→ **RECORDS TO USE**:
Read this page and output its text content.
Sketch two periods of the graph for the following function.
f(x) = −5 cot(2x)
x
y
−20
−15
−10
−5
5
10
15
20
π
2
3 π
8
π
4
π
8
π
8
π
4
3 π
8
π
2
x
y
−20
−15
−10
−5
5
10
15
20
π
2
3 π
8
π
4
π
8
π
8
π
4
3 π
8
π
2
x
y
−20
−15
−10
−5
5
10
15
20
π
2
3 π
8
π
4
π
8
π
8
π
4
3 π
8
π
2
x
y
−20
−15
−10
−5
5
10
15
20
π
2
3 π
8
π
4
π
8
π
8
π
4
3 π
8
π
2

==

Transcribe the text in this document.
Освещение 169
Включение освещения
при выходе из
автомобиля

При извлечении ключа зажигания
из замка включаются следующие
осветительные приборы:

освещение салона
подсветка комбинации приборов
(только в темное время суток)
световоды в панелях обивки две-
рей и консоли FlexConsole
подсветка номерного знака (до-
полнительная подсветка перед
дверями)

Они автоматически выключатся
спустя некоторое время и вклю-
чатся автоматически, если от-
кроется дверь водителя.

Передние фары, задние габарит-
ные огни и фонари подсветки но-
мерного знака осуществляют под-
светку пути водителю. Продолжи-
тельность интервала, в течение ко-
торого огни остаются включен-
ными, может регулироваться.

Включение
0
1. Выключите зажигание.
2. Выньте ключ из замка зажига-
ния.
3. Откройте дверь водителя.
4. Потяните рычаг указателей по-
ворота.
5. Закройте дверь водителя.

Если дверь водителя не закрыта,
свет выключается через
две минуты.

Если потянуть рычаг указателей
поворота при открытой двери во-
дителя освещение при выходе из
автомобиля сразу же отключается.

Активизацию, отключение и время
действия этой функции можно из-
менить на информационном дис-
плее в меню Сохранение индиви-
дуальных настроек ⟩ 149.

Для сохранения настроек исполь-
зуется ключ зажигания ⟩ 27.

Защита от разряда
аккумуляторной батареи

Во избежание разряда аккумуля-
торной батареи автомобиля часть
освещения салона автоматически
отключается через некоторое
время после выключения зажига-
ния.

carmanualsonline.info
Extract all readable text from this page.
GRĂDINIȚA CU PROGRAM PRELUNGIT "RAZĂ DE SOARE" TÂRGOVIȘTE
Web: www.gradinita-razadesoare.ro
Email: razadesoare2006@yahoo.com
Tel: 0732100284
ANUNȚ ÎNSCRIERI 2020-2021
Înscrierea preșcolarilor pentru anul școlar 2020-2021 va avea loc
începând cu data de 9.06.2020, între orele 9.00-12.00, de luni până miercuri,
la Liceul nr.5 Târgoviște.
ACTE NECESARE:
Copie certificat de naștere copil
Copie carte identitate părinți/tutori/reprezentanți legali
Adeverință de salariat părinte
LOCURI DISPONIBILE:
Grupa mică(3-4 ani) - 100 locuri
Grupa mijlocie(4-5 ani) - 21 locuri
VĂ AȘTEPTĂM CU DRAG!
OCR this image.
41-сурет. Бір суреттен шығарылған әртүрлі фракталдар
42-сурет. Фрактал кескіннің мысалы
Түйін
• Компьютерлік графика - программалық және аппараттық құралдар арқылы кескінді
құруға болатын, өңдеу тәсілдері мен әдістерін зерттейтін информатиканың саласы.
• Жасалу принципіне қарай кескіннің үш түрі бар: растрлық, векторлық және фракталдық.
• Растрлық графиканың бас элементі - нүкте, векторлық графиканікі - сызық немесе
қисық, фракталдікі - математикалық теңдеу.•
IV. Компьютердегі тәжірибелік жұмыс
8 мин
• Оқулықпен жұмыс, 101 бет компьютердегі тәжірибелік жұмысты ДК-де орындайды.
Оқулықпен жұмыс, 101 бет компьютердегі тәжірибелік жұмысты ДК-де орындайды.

* * *

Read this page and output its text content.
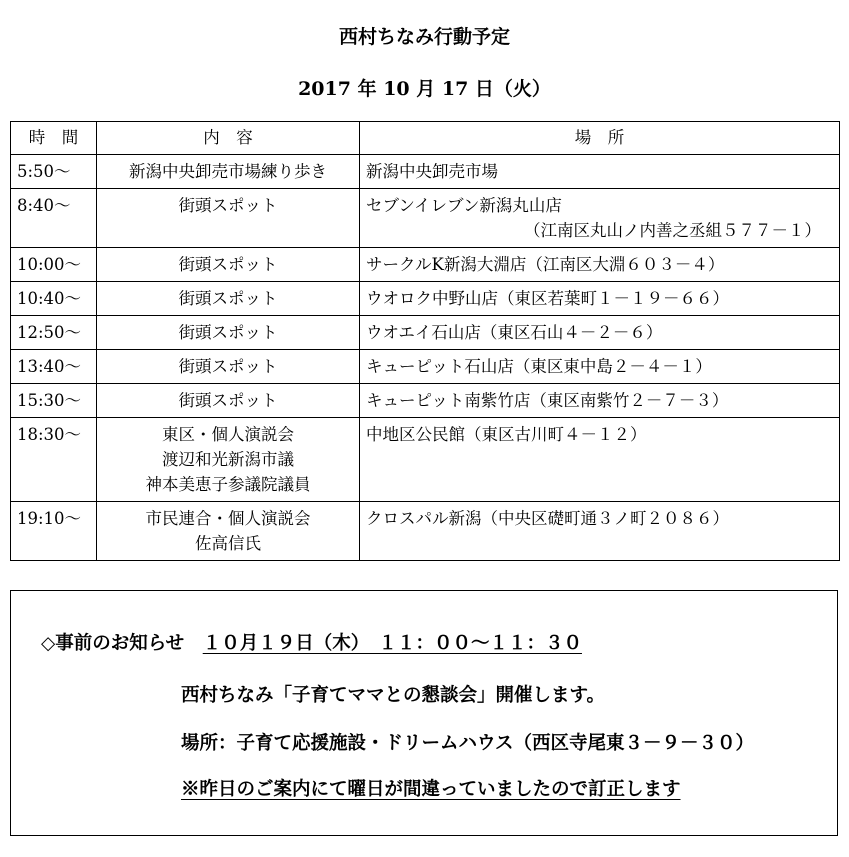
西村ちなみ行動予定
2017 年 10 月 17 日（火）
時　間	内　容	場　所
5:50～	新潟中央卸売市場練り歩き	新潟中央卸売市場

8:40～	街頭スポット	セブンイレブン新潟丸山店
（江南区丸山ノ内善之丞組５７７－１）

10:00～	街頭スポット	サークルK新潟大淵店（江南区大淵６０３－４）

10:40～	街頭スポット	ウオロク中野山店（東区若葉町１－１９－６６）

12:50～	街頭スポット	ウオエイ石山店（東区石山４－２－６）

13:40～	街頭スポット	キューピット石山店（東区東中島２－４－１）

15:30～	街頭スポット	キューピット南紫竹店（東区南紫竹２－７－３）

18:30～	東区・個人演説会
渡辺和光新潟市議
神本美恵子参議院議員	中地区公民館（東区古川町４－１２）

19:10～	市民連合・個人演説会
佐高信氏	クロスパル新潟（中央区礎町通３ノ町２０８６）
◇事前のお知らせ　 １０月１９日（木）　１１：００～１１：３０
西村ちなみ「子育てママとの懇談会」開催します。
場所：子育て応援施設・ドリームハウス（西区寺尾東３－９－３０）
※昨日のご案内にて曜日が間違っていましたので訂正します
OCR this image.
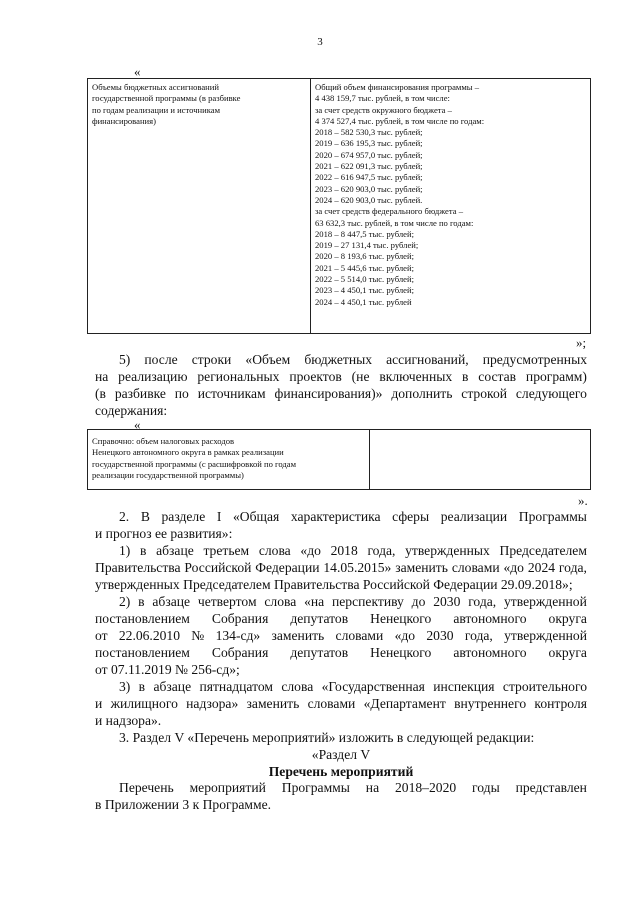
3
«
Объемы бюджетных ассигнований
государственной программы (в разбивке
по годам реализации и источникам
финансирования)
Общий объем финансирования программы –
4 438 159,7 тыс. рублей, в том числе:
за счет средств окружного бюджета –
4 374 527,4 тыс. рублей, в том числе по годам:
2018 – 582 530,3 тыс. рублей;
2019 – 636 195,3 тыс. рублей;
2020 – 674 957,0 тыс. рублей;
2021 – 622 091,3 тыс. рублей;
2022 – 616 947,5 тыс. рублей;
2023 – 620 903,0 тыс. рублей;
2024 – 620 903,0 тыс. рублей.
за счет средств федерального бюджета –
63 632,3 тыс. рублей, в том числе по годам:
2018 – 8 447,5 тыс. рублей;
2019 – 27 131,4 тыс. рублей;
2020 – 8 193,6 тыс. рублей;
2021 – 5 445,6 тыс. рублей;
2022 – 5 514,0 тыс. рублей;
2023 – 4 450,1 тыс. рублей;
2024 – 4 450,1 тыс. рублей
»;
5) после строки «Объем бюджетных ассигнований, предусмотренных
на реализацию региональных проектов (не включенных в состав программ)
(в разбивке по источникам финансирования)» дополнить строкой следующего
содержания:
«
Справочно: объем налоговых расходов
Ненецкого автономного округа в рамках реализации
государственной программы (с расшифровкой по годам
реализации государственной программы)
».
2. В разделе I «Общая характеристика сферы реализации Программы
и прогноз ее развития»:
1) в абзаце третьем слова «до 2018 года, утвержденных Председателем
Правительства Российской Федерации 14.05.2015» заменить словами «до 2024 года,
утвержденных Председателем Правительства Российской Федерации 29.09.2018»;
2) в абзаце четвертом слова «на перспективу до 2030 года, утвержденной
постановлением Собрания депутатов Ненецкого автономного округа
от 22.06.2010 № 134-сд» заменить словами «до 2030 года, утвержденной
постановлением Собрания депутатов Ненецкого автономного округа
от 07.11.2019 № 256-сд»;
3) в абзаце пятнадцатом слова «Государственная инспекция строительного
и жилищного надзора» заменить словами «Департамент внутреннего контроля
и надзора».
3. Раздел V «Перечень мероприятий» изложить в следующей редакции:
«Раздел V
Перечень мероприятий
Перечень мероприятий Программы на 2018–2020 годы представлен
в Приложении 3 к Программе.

→ **DESCRIPTION OF THE TASK**:
Work out how many lines of the listing above include "жұмысты". Answer with the number and nothing more.

→ **THE COMPLETED TASK**:
2